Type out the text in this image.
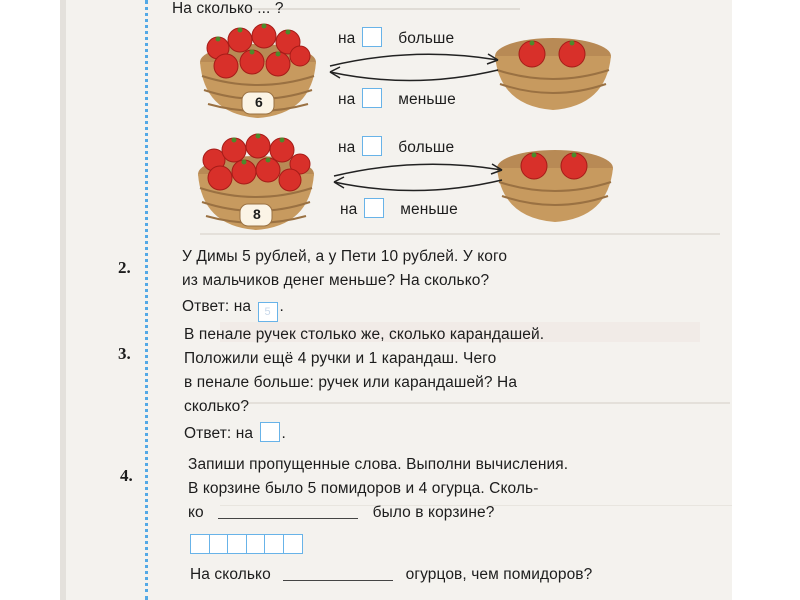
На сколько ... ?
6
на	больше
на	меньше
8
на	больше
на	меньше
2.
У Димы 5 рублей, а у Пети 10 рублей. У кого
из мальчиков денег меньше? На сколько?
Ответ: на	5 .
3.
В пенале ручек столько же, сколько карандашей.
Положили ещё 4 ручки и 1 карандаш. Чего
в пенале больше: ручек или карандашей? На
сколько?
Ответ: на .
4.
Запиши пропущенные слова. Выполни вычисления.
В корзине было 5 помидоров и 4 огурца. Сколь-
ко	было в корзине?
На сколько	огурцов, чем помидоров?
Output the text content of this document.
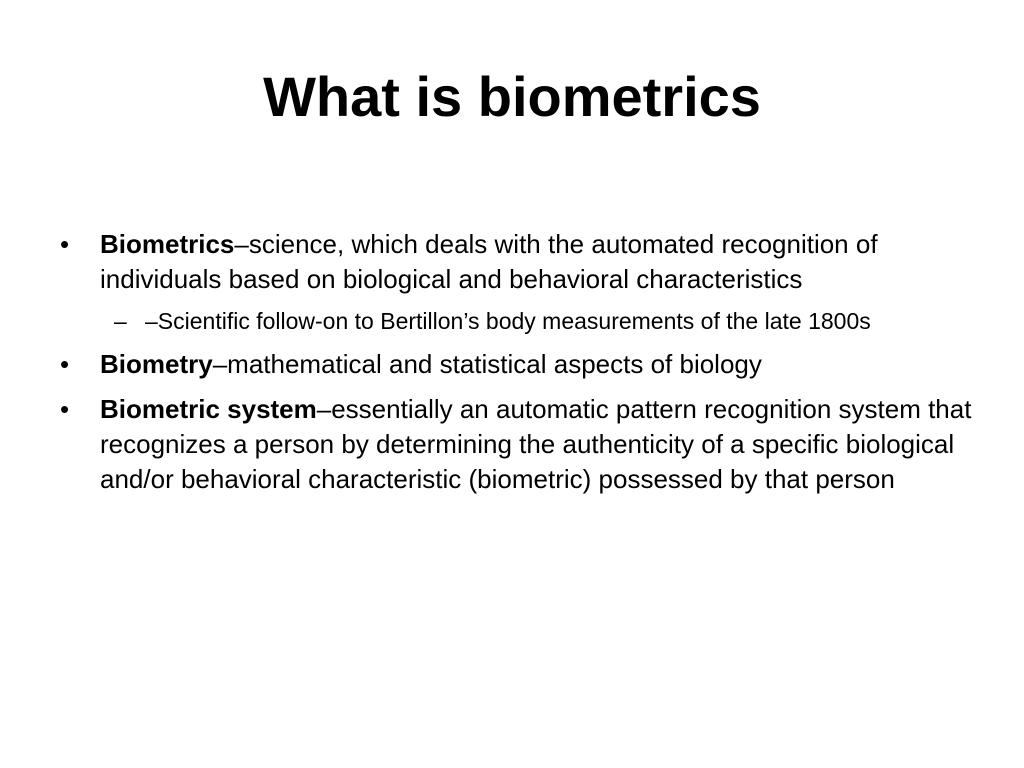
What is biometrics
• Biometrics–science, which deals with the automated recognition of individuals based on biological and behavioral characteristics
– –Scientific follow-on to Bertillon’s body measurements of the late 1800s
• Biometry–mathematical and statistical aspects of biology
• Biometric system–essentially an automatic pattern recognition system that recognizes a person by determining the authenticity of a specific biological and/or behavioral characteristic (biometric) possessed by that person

◆ **INSTRUCTION**
Reproduce each line of the records exactly, and omit every picture.

◆ **RESULT BELOW**
Type out the text in this image.
На сколько ... ?
6
на	больше
на	меньше
8
на	больше
на	меньше
2.
У Димы 5 рублей, а у Пети 10 рублей. У кого
из мальчиков денег меньше? На сколько?
Ответ: на	5 .
3.
В пенале ручек столько же, сколько карандашей.
Положили ещё 4 ручки и 1 карандаш. Чего
в пенале больше: ручек или карандашей? На
сколько?
Ответ: на .
4.
Запиши пропущенные слова. Выполни вычисления.
В корзине было 5 помидоров и 4 огурца. Сколь-
ко	было в корзине?
На сколько	огурцов, чем помидоров?
Output the text content of this document.
What is biometrics
• Biometrics–science, which deals with the automated recognition of individuals based on biological and behavioral characteristics
– –Scientific follow-on to Bertillon’s body measurements of the late 1800s
• Biometry–mathematical and statistical aspects of biology
• Biometric system–essentially an automatic pattern recognition system that recognizes a person by determining the authenticity of a specific biological and/or behavioral characteristic (biometric) possessed by that person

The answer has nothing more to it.